* [PROBLEM STATEMENT]: Images embedded in the records are excluded; print everything else exactly as given.

* [INPUT DATA]:
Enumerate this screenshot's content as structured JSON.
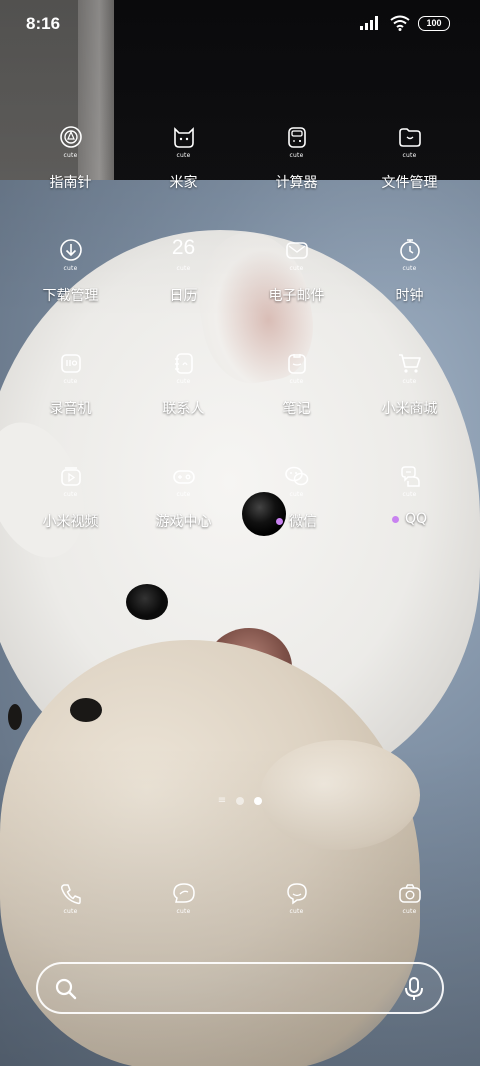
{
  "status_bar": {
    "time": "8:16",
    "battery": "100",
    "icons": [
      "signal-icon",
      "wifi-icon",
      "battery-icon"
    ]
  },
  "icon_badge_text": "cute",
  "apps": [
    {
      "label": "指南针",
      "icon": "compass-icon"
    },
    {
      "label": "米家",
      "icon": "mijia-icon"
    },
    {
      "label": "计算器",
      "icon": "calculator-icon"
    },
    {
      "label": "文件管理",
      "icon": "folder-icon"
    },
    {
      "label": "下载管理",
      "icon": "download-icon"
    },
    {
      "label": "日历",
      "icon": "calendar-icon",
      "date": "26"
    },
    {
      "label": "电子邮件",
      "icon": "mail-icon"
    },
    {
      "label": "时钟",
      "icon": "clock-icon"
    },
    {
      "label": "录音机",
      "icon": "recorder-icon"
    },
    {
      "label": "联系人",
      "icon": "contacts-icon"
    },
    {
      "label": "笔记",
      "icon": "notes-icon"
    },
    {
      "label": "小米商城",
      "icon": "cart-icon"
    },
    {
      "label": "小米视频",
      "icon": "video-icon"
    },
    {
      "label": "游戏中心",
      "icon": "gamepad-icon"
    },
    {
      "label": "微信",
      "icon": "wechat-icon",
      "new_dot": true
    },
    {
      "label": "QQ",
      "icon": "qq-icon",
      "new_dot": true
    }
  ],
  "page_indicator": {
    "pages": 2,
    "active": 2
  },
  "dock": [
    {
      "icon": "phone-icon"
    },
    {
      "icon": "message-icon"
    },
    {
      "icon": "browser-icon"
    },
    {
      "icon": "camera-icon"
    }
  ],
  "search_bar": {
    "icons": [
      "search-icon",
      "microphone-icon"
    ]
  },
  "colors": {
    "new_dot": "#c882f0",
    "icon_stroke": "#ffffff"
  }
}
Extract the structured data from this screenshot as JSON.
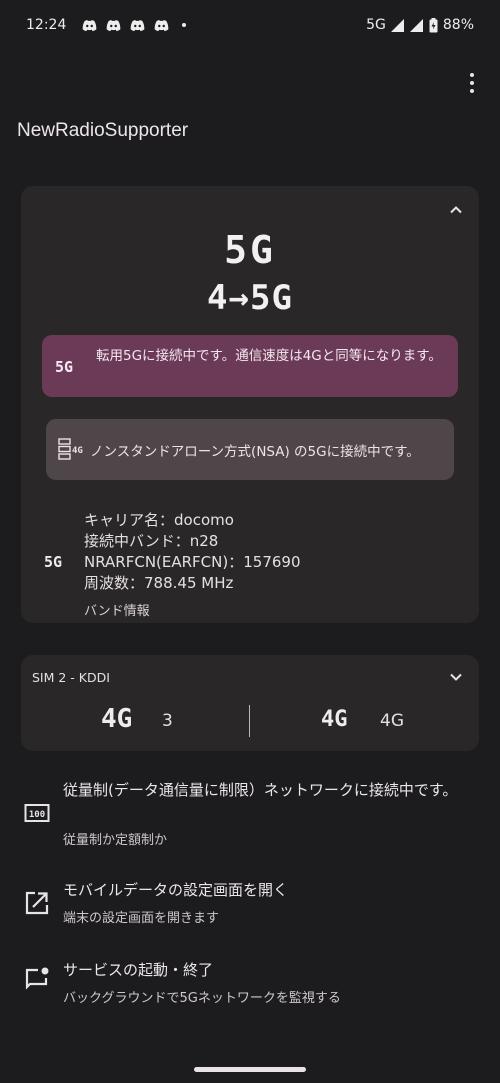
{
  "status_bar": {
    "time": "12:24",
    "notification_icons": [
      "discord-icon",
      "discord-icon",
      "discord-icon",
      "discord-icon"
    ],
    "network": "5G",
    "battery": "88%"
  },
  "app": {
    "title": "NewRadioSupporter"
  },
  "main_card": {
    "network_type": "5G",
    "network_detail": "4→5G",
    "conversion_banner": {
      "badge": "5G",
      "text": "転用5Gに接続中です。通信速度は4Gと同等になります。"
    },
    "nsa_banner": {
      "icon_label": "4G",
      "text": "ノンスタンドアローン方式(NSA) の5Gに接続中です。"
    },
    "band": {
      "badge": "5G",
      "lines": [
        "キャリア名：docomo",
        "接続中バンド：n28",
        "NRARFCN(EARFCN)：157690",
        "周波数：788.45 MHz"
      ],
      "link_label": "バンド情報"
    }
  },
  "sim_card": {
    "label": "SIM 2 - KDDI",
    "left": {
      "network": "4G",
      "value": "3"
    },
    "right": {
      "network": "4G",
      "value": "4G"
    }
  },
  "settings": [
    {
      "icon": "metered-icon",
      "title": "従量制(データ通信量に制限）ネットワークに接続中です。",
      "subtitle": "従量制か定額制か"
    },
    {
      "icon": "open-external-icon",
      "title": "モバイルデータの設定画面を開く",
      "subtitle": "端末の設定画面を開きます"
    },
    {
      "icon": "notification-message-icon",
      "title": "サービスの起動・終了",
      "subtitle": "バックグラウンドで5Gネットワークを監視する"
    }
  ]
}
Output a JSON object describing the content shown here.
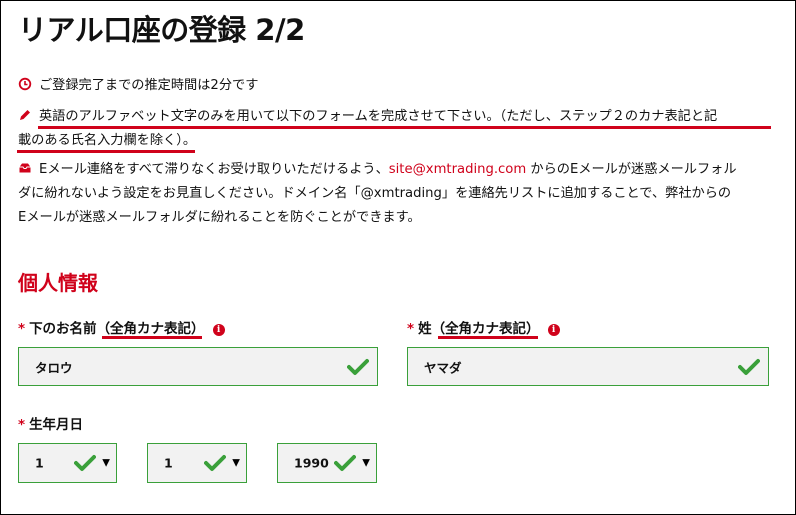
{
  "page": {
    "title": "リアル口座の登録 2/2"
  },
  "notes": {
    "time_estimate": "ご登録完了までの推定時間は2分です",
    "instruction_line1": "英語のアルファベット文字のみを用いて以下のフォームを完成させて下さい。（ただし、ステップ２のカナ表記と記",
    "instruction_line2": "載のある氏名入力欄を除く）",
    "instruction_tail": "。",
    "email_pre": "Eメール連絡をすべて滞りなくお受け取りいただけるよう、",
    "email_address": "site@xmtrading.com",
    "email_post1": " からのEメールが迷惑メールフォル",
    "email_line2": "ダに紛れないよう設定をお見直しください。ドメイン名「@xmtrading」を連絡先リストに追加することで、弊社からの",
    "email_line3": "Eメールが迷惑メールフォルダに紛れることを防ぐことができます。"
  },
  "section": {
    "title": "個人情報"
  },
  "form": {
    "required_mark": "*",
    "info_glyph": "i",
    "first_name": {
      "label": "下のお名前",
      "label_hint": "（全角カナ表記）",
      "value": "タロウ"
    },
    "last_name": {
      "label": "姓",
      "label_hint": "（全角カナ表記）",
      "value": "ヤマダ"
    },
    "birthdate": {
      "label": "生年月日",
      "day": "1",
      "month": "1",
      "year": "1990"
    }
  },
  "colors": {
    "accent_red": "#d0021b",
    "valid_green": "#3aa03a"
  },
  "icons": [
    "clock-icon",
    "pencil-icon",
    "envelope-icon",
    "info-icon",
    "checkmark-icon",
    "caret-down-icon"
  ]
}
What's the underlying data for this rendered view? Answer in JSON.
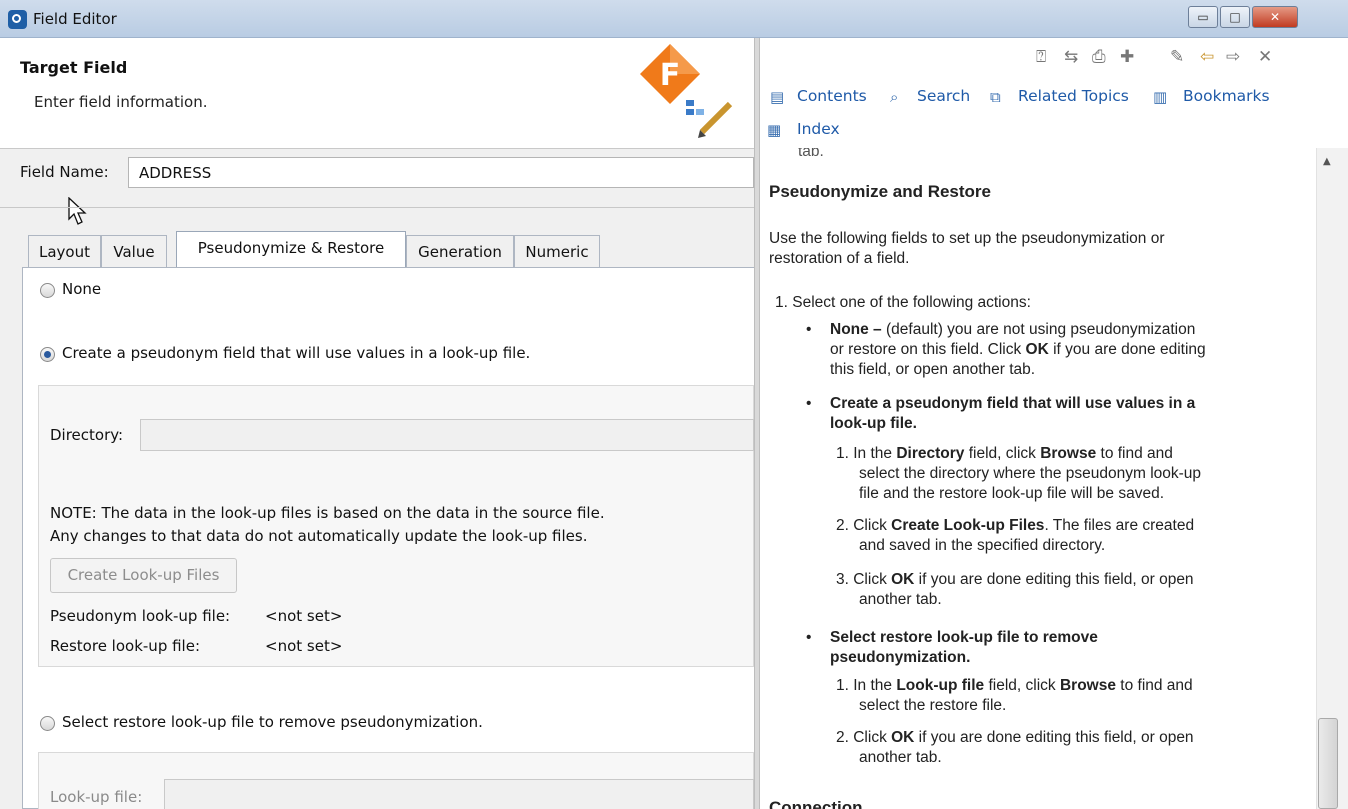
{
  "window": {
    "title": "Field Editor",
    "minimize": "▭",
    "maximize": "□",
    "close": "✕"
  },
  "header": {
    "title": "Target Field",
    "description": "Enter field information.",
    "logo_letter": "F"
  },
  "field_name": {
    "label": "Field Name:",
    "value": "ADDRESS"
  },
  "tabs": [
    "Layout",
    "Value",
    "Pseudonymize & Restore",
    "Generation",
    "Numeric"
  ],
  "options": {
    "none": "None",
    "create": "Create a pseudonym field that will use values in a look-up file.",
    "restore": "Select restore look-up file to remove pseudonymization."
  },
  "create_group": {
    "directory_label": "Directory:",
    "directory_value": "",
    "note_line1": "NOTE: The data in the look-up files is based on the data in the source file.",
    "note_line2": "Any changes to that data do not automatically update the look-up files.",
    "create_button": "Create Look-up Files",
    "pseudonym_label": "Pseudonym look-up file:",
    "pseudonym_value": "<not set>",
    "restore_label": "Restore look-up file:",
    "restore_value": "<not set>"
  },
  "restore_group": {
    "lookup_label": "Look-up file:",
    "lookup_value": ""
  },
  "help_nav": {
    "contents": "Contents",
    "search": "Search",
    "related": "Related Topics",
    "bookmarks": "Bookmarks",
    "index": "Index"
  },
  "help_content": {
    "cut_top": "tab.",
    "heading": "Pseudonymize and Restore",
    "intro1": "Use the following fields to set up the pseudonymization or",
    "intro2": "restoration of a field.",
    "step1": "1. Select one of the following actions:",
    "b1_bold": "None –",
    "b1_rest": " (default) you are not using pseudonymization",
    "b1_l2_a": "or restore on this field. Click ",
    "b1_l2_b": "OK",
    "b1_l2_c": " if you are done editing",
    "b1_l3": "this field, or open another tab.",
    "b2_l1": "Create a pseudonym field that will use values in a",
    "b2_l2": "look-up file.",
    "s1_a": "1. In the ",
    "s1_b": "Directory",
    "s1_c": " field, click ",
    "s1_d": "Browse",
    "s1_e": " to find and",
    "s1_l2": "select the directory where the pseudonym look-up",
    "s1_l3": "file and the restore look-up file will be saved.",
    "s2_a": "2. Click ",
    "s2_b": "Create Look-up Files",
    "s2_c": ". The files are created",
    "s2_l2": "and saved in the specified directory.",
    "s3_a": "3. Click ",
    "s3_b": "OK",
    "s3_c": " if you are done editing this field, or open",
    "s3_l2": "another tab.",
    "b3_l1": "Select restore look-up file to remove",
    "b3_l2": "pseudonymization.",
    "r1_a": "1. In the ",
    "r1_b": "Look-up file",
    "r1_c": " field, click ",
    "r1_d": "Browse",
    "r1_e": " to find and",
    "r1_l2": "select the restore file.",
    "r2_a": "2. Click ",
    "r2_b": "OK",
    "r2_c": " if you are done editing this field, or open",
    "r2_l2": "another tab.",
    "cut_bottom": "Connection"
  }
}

* [COMPLETED EXERCISE]:
Enumerate this screenshot's content as structured JSON.
{
  "status_bar": {
    "time": "8:16",
    "battery": "100",
    "icons": [
      "signal-icon",
      "wifi-icon",
      "battery-icon"
    ]
  },
  "icon_badge_text": "cute",
  "apps": [
    {
      "label": "指南针",
      "icon": "compass-icon"
    },
    {
      "label": "米家",
      "icon": "mijia-icon"
    },
    {
      "label": "计算器",
      "icon": "calculator-icon"
    },
    {
      "label": "文件管理",
      "icon": "folder-icon"
    },
    {
      "label": "下载管理",
      "icon": "download-icon"
    },
    {
      "label": "日历",
      "icon": "calendar-icon",
      "date": "26"
    },
    {
      "label": "电子邮件",
      "icon": "mail-icon"
    },
    {
      "label": "时钟",
      "icon": "clock-icon"
    },
    {
      "label": "录音机",
      "icon": "recorder-icon"
    },
    {
      "label": "联系人",
      "icon": "contacts-icon"
    },
    {
      "label": "笔记",
      "icon": "notes-icon"
    },
    {
      "label": "小米商城",
      "icon": "cart-icon"
    },
    {
      "label": "小米视频",
      "icon": "video-icon"
    },
    {
      "label": "游戏中心",
      "icon": "gamepad-icon"
    },
    {
      "label": "微信",
      "icon": "wechat-icon",
      "new_dot": true
    },
    {
      "label": "QQ",
      "icon": "qq-icon",
      "new_dot": true
    }
  ],
  "page_indicator": {
    "pages": 2,
    "active": 2
  },
  "dock": [
    {
      "icon": "phone-icon"
    },
    {
      "icon": "message-icon"
    },
    {
      "icon": "browser-icon"
    },
    {
      "icon": "camera-icon"
    }
  ],
  "search_bar": {
    "icons": [
      "search-icon",
      "microphone-icon"
    ]
  },
  "colors": {
    "new_dot": "#c882f0",
    "icon_stroke": "#ffffff"
  }
}
Extract the structured data from this screenshot as JSON.
{
  "status_bar": {
    "time": "12:24",
    "notification_icons": [
      "discord-icon",
      "discord-icon",
      "discord-icon",
      "discord-icon"
    ],
    "network": "5G",
    "battery": "88%"
  },
  "app": {
    "title": "NewRadioSupporter"
  },
  "main_card": {
    "network_type": "5G",
    "network_detail": "4→5G",
    "conversion_banner": {
      "badge": "5G",
      "text": "転用5Gに接続中です。通信速度は4Gと同等になります。"
    },
    "nsa_banner": {
      "icon_label": "4G",
      "text": "ノンスタンドアローン方式(NSA) の5Gに接続中です。"
    },
    "band": {
      "badge": "5G",
      "lines": [
        "キャリア名：docomo",
        "接続中バンド：n28",
        "NRARFCN(EARFCN)：157690",
        "周波数：788.45 MHz"
      ],
      "link_label": "バンド情報"
    }
  },
  "sim_card": {
    "label": "SIM 2 - KDDI",
    "left": {
      "network": "4G",
      "value": "3"
    },
    "right": {
      "network": "4G",
      "value": "4G"
    }
  },
  "settings": [
    {
      "icon": "metered-icon",
      "title": "従量制(データ通信量に制限）ネットワークに接続中です。",
      "subtitle": "従量制か定額制か"
    },
    {
      "icon": "open-external-icon",
      "title": "モバイルデータの設定画面を開く",
      "subtitle": "端末の設定画面を開きます"
    },
    {
      "icon": "notification-message-icon",
      "title": "サービスの起動・終了",
      "subtitle": "バックグラウンドで5Gネットワークを監視する"
    }
  ]
}
Output a JSON object describing the content shown here.
{
  "page": {
    "title": "リアル口座の登録 2/2"
  },
  "notes": {
    "time_estimate": "ご登録完了までの推定時間は2分です",
    "instruction_line1": "英語のアルファベット文字のみを用いて以下のフォームを完成させて下さい。（ただし、ステップ２のカナ表記と記",
    "instruction_line2": "載のある氏名入力欄を除く）",
    "instruction_tail": "。",
    "email_pre": "Eメール連絡をすべて滞りなくお受け取りいただけるよう、",
    "email_address": "site@xmtrading.com",
    "email_post1": " からのEメールが迷惑メールフォル",
    "email_line2": "ダに紛れないよう設定をお見直しください。ドメイン名「@xmtrading」を連絡先リストに追加することで、弊社からの",
    "email_line3": "Eメールが迷惑メールフォルダに紛れることを防ぐことができます。"
  },
  "section": {
    "title": "個人情報"
  },
  "form": {
    "required_mark": "*",
    "info_glyph": "i",
    "first_name": {
      "label": "下のお名前",
      "label_hint": "（全角カナ表記）",
      "value": "タロウ"
    },
    "last_name": {
      "label": "姓",
      "label_hint": "（全角カナ表記）",
      "value": "ヤマダ"
    },
    "birthdate": {
      "label": "生年月日",
      "day": "1",
      "month": "1",
      "year": "1990"
    }
  },
  "colors": {
    "accent_red": "#d0021b",
    "valid_green": "#3aa03a"
  },
  "icons": [
    "clock-icon",
    "pencil-icon",
    "envelope-icon",
    "info-icon",
    "checkmark-icon",
    "caret-down-icon"
  ]
}
What's the underlying data for this rendered view? Answer in JSON.
{
  "window": {
    "title": "Field Editor",
    "minimize": "▭",
    "maximize": "□",
    "close": "✕"
  },
  "header": {
    "title": "Target Field",
    "description": "Enter field information.",
    "logo_letter": "F"
  },
  "field_name": {
    "label": "Field Name:",
    "value": "ADDRESS"
  },
  "tabs": [
    "Layout",
    "Value",
    "Pseudonymize & Restore",
    "Generation",
    "Numeric"
  ],
  "options": {
    "none": "None",
    "create": "Create a pseudonym field that will use values in a look-up file.",
    "restore": "Select restore look-up file to remove pseudonymization."
  },
  "create_group": {
    "directory_label": "Directory:",
    "directory_value": "",
    "note_line1": "NOTE: The data in the look-up files is based on the data in the source file.",
    "note_line2": "Any changes to that data do not automatically update the look-up files.",
    "create_button": "Create Look-up Files",
    "pseudonym_label": "Pseudonym look-up file:",
    "pseudonym_value": "<not set>",
    "restore_label": "Restore look-up file:",
    "restore_value": "<not set>"
  },
  "restore_group": {
    "lookup_label": "Look-up file:",
    "lookup_value": ""
  },
  "help_nav": {
    "contents": "Contents",
    "search": "Search",
    "related": "Related Topics",
    "bookmarks": "Bookmarks",
    "index": "Index"
  },
  "help_content": {
    "cut_top": "tab.",
    "heading": "Pseudonymize and Restore",
    "intro1": "Use the following fields to set up the pseudonymization or",
    "intro2": "restoration of a field.",
    "step1": "1. Select one of the following actions:",
    "b1_bold": "None –",
    "b1_rest": " (default) you are not using pseudonymization",
    "b1_l2_a": "or restore on this field. Click ",
    "b1_l2_b": "OK",
    "b1_l2_c": " if you are done editing",
    "b1_l3": "this field, or open another tab.",
    "b2_l1": "Create a pseudonym field that will use values in a",
    "b2_l2": "look-up file.",
    "s1_a": "1. In the ",
    "s1_b": "Directory",
    "s1_c": " field, click ",
    "s1_d": "Browse",
    "s1_e": " to find and",
    "s1_l2": "select the directory where the pseudonym look-up",
    "s1_l3": "file and the restore look-up file will be saved.",
    "s2_a": "2. Click ",
    "s2_b": "Create Look-up Files",
    "s2_c": ". The files are created",
    "s2_l2": "and saved in the specified directory.",
    "s3_a": "3. Click ",
    "s3_b": "OK",
    "s3_c": " if you are done editing this field, or open",
    "s3_l2": "another tab.",
    "b3_l1": "Select restore look-up file to remove",
    "b3_l2": "pseudonymization.",
    "r1_a": "1. In the ",
    "r1_b": "Look-up file",
    "r1_c": " field, click ",
    "r1_d": "Browse",
    "r1_e": " to find and",
    "r1_l2": "select the restore file.",
    "r2_a": "2. Click ",
    "r2_b": "OK",
    "r2_c": " if you are done editing this field, or open",
    "r2_l2": "another tab.",
    "cut_bottom": "Connection"
  }
}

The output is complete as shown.